Instruções —
Transcreva sem alterações o trecho do texto sobre o filme “Citizen Kane” que começa com as palavras "Um Filme de" e termina com "1/5/1941 (New York)".

Texto apresentado —
######

Um Filme de ORSON WELLES
Com Orson Welles, Joseph Cotten, Dorothy Comingore, Agnes Moorehead, Ruth Warrick, Ray Collins, Everett Sloane, etc.
EUA / 119 min / P&B / 4X3 (1.37:1)
Estreia nos EUA a 1/5/1941 (New York)
Estreia no BRASIL a 16/6/1941
Estreia em PORTUGAL a 27/10/1941
Emily: «Really Charles, people will
think...»
Charles Foster Kane: «…what I tell them to think»
Charles Foster Kane: «…what I tell them to think»
São
conhecidas as famosas palavras de Orson
Welles ao visitar pela primeira vez os estúdios da R.K.O.: «Aqui está o
mais belo comboio eléctrico que um rapaz pode sonhar!». Conforme recorda André
Bazin no seu livro sobre o cineasta,
o menino-prodígio de Hollywood preparou-se devidamente para a sua estreia no
cinema. Durante um ano, entre o Verão de 1939 e o Verão de 1940, Welles aproveitou todo o tempo que
conseguiu arranjar para se iniciar, muito metodicamente, diga-se, nos
mecanismos do estúdio e nos segredos da filmagem, visionando algumas centenas de
filmes, para além de trabalhar conjuntamente com Houseman e Mankiewicz no argumento
de “Citizen
Kane”. As filmagens começaram solenemente, e diante de toda a imprensa
convocada, no dia 30 de Julho de 1940. No Motion
Picture Herald, no dia seguinte, o artigo começava por: «Silêncio! Um génio
a trabalhar!»
“Citizen
Kane”

######

Itens listados —
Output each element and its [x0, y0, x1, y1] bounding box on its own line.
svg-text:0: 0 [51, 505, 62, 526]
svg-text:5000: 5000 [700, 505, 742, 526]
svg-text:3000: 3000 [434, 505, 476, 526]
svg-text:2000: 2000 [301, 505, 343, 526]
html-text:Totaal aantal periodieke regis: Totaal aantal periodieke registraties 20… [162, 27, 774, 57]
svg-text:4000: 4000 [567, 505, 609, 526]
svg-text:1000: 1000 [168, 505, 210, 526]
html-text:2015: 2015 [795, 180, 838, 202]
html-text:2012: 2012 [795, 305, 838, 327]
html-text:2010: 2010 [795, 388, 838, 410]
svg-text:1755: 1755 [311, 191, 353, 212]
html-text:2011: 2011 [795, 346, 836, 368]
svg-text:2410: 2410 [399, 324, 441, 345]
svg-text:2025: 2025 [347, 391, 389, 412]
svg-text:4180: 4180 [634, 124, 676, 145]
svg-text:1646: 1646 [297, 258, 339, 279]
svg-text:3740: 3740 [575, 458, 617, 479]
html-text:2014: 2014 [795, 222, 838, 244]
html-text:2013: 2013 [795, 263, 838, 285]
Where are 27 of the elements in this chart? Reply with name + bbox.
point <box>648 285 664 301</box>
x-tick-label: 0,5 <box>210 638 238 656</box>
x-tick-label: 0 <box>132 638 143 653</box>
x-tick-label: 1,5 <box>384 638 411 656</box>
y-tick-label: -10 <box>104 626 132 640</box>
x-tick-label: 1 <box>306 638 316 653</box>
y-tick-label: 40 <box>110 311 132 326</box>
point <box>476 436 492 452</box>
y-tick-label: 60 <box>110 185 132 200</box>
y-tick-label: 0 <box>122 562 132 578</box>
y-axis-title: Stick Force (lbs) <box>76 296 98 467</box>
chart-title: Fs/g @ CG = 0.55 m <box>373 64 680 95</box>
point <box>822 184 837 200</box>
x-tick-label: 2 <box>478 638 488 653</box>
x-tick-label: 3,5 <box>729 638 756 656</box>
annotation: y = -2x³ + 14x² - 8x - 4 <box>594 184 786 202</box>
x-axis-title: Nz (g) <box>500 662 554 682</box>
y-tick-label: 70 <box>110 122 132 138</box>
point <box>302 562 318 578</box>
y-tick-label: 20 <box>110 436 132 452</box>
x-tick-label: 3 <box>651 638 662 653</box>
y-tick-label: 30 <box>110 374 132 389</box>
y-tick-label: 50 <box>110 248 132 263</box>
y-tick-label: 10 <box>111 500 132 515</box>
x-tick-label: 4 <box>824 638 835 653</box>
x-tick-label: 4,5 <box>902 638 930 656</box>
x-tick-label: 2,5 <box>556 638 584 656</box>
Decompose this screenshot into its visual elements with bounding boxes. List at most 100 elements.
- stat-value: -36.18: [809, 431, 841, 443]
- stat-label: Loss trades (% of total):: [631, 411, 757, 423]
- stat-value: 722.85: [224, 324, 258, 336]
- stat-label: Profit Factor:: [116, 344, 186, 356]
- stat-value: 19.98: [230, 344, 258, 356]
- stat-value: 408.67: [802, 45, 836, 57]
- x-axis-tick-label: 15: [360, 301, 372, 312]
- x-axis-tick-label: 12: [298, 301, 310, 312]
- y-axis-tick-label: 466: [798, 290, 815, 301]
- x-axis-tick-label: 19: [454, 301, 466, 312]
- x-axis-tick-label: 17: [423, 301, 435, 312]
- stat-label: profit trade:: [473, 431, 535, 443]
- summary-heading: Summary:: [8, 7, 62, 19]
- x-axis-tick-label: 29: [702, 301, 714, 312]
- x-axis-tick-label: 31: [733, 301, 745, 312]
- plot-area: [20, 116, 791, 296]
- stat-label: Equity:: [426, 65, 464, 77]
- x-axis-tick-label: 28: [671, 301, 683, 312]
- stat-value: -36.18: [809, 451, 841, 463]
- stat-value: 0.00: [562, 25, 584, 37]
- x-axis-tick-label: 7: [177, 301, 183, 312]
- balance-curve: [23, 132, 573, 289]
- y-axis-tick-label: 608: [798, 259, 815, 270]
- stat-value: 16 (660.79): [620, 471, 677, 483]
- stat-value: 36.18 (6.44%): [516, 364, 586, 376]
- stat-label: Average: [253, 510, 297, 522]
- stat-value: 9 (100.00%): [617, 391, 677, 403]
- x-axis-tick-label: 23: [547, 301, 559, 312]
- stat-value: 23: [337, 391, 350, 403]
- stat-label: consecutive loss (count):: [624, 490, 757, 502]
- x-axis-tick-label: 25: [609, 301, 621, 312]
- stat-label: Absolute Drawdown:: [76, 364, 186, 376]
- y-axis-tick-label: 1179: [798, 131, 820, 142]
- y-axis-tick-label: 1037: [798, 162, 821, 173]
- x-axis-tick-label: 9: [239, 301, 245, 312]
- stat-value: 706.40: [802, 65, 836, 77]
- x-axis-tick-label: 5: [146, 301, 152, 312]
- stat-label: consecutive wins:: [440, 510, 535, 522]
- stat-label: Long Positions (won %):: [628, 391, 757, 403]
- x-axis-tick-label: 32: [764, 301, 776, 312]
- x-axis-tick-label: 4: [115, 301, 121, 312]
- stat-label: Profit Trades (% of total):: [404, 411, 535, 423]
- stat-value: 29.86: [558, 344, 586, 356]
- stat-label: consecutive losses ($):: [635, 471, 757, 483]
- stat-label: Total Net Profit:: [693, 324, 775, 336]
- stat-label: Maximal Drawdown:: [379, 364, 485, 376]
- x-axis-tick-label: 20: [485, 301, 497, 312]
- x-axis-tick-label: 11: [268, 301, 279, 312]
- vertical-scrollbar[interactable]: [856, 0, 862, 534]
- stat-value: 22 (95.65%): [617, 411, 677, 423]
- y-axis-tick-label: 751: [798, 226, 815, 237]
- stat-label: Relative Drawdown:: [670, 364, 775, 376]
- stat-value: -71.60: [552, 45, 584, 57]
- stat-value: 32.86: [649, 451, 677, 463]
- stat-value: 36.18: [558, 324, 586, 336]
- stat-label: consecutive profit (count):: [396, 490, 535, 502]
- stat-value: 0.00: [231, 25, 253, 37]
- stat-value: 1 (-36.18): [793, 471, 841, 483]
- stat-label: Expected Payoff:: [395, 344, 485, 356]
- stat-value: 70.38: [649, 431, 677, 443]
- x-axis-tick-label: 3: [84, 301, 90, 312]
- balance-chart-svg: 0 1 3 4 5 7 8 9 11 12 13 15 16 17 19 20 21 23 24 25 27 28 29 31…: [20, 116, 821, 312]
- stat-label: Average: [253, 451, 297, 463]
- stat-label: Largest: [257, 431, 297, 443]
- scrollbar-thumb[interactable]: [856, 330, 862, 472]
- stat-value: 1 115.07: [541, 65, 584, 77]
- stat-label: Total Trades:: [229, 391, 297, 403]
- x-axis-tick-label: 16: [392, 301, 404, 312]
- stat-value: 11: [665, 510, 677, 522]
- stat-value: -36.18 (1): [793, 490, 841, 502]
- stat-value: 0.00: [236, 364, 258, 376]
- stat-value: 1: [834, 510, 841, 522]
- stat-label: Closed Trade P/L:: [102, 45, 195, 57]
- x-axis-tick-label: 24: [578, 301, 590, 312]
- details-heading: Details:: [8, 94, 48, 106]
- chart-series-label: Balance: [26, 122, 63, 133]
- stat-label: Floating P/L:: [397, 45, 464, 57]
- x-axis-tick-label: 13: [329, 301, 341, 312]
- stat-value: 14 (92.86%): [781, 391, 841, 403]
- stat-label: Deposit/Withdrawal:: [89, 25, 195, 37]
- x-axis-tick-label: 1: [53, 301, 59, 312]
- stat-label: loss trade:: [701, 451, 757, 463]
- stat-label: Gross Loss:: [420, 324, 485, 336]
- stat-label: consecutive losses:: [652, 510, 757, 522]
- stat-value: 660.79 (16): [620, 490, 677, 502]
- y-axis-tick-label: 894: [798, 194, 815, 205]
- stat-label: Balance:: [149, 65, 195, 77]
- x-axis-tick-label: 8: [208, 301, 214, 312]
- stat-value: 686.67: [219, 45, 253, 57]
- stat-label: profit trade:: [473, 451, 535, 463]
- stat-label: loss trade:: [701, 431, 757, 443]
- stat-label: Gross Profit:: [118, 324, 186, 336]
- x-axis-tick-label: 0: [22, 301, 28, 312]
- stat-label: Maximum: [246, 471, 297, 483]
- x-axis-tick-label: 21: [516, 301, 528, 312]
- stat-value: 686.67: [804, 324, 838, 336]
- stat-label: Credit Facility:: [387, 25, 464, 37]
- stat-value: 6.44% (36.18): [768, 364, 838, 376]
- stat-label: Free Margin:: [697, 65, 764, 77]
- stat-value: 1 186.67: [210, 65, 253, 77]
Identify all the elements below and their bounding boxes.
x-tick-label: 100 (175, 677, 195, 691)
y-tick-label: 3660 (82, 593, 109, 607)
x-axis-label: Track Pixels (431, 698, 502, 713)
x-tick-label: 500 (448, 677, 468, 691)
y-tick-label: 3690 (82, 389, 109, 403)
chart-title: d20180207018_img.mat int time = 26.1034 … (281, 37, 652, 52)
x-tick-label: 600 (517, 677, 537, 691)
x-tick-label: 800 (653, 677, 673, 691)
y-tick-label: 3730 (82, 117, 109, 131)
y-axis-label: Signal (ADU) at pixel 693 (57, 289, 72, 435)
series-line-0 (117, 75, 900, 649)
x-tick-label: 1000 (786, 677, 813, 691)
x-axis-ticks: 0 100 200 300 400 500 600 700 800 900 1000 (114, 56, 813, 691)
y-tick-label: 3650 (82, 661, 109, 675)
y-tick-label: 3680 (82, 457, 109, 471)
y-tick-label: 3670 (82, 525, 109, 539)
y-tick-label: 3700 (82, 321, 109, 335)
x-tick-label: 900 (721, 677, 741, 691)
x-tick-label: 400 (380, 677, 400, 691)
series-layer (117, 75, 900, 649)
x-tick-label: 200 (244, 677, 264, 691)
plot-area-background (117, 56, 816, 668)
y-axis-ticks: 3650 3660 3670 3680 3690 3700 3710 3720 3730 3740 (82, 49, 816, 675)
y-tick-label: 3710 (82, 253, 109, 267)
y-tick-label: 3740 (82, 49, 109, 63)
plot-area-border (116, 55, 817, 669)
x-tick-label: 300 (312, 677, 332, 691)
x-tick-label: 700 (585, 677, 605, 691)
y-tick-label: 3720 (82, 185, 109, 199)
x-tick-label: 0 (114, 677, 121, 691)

######

Solução proposta —
Um Filme de ORSON WELLES
Com Orson Welles, Joseph Cotten, Dorothy Comingore, Agnes Moorehead, Ruth Warrick, Ray Collins, Everett Sloane, etc.
EUA / 119 min / P&B / 4X3 (1.37:1)
Estreia nos EUA a 1/5/1941 (New York)